▸ The request: Only a number is wanted: how many lines in these records contain the word "planta"?
○ ○ ○ ○
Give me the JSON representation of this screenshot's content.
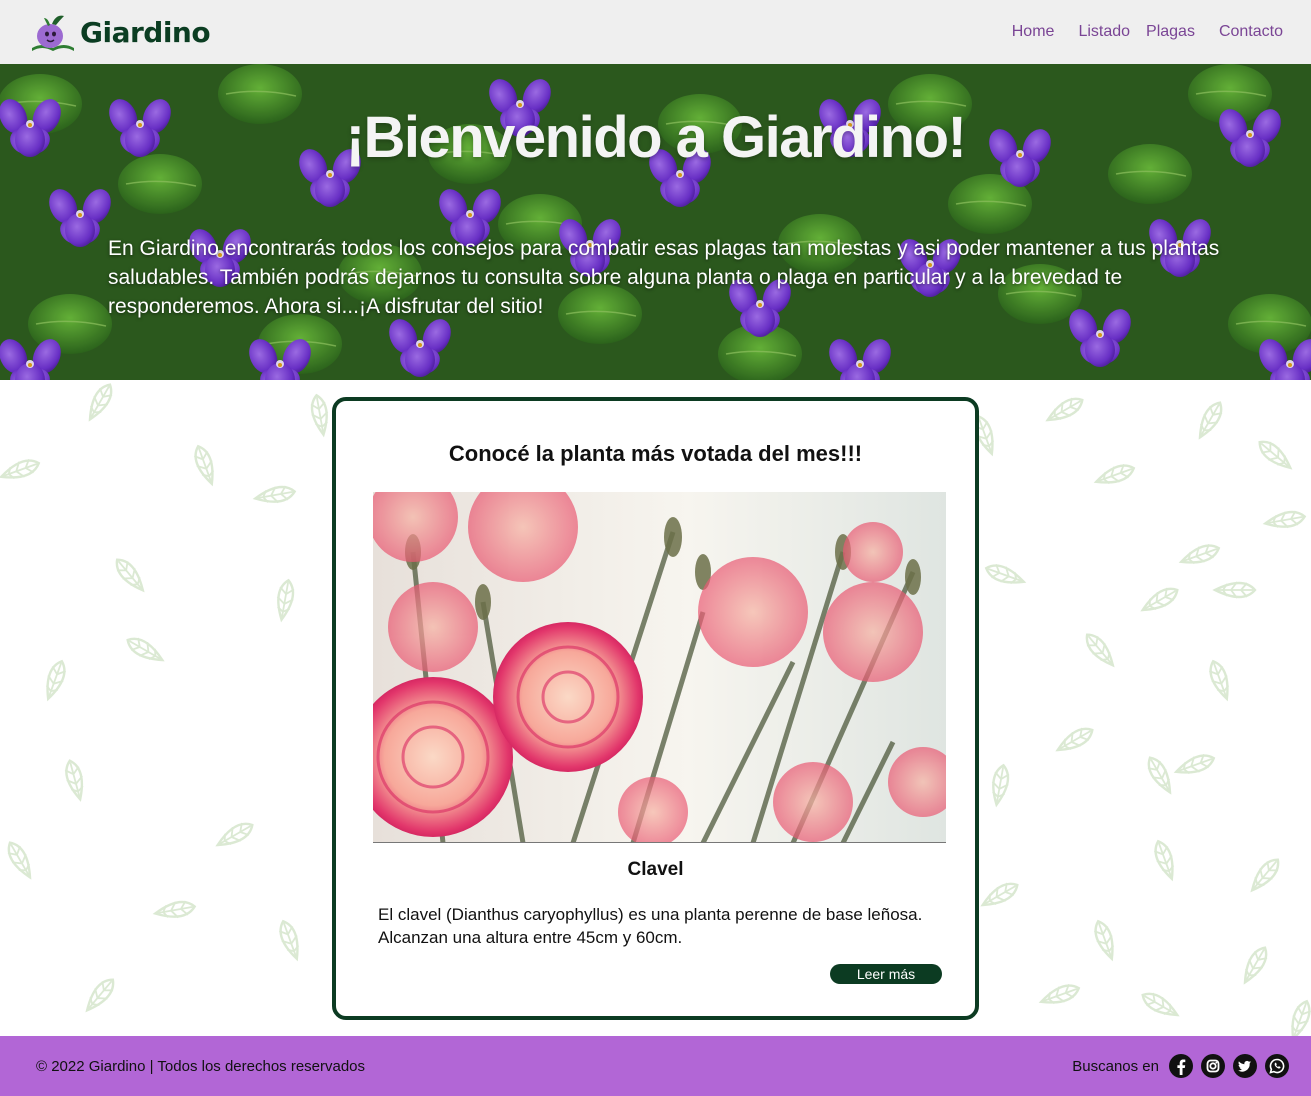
{
  "header": {
    "brand": "Giardino",
    "nav": [
      "Home",
      "Listado",
      "Plagas",
      "Contacto"
    ]
  },
  "hero": {
    "title": "¡Bienvenido a Giardino!",
    "text": "En Giardino encontrarás todos los consejos para combatir esas plagas tan molestas y asi poder mantener a tus plantas saludables. También podrás dejarnos tu consulta sobre alguna planta o plaga en particular y a la brevedad te responderemos. Ahora si...¡A disfrutar del sitio!"
  },
  "card": {
    "title": "Conocé la planta más votada del mes!!!",
    "plant_name": "Clavel",
    "description": "El clavel (Dianthus caryophyllus) es una planta perenne de base leñosa. Alcanzan una altura entre 45cm y 60cm.",
    "button": "Leer más"
  },
  "footer": {
    "copyright": "© 2022 Giardino | Todos los derechos reservados",
    "social_label": "Buscanos en",
    "social_icons": [
      "facebook-icon",
      "instagram-icon",
      "twitter-icon",
      "whatsapp-icon"
    ]
  },
  "colors": {
    "brand_dark_green": "#0c3b22",
    "nav_purple": "#7a4595",
    "footer_purple": "#b266d6",
    "navbar_bg": "#efefef"
  }
}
○ ○ ○ ○
▸ Full response: 3